▶ **Written task**: Search the data for the word "title" and copy every line that contains it.

** Begin **

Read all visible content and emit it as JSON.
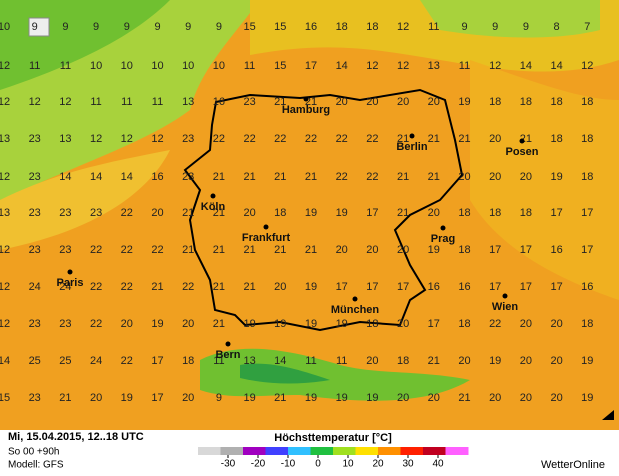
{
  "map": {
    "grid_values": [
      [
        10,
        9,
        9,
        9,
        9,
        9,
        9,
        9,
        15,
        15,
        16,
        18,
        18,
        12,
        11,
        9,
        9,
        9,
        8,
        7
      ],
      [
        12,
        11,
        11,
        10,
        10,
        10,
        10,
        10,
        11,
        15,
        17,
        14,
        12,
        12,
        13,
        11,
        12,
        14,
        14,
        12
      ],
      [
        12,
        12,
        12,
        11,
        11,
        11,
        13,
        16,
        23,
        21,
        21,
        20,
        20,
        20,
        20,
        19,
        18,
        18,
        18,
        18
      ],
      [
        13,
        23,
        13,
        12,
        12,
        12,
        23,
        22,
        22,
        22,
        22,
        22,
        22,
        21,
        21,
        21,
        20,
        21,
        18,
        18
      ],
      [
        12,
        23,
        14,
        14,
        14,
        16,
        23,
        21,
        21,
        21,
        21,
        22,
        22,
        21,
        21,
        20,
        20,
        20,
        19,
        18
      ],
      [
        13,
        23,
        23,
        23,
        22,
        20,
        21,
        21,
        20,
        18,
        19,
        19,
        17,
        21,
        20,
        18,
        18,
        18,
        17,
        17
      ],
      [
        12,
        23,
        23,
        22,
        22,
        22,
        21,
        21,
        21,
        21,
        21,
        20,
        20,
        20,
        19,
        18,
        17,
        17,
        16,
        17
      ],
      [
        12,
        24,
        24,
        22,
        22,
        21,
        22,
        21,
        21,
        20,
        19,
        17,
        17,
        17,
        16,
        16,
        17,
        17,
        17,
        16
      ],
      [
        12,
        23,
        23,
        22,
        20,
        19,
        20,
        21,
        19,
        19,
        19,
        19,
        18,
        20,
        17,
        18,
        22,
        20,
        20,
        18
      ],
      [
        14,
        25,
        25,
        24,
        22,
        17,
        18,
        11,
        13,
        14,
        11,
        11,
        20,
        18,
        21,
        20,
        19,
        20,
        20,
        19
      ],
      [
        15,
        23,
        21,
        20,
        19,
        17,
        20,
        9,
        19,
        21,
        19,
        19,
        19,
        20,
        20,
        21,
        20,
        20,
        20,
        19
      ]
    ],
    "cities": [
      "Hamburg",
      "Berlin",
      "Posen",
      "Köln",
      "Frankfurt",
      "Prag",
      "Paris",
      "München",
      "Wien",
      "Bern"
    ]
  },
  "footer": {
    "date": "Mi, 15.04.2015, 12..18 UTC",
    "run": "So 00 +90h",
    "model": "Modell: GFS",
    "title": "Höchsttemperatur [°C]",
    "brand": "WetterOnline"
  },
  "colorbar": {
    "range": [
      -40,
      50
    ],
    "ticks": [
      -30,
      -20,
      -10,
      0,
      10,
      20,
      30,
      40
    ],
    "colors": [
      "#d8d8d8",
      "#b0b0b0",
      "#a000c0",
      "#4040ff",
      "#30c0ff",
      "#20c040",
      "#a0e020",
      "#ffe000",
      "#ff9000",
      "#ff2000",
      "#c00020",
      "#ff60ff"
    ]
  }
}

** End **
** Begin **

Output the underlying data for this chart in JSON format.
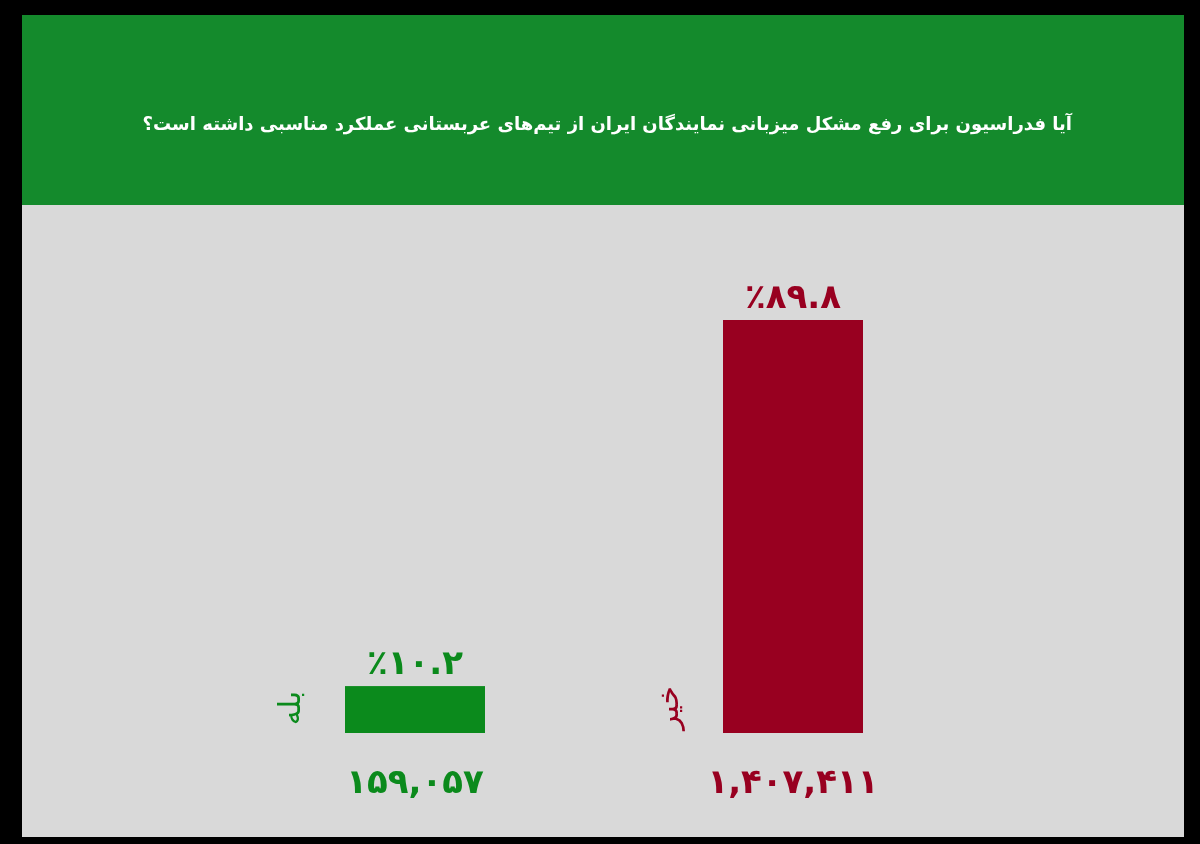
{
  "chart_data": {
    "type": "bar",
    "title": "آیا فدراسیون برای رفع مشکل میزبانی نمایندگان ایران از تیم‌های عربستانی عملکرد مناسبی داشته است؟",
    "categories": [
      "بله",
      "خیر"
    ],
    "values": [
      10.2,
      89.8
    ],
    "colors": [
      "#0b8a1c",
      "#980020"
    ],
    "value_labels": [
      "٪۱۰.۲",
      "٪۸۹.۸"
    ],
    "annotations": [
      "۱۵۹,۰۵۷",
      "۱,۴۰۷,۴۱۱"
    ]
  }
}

** End **

▶ **Response to the task**:
    "title": "Höchsttemperatur [°C]",
    "title": "آیا فدراسیون برای رفع مشکل میزبانی نمایندگان ایران از تیم‌های عربستانی عملکرد مناسبی داشته است؟",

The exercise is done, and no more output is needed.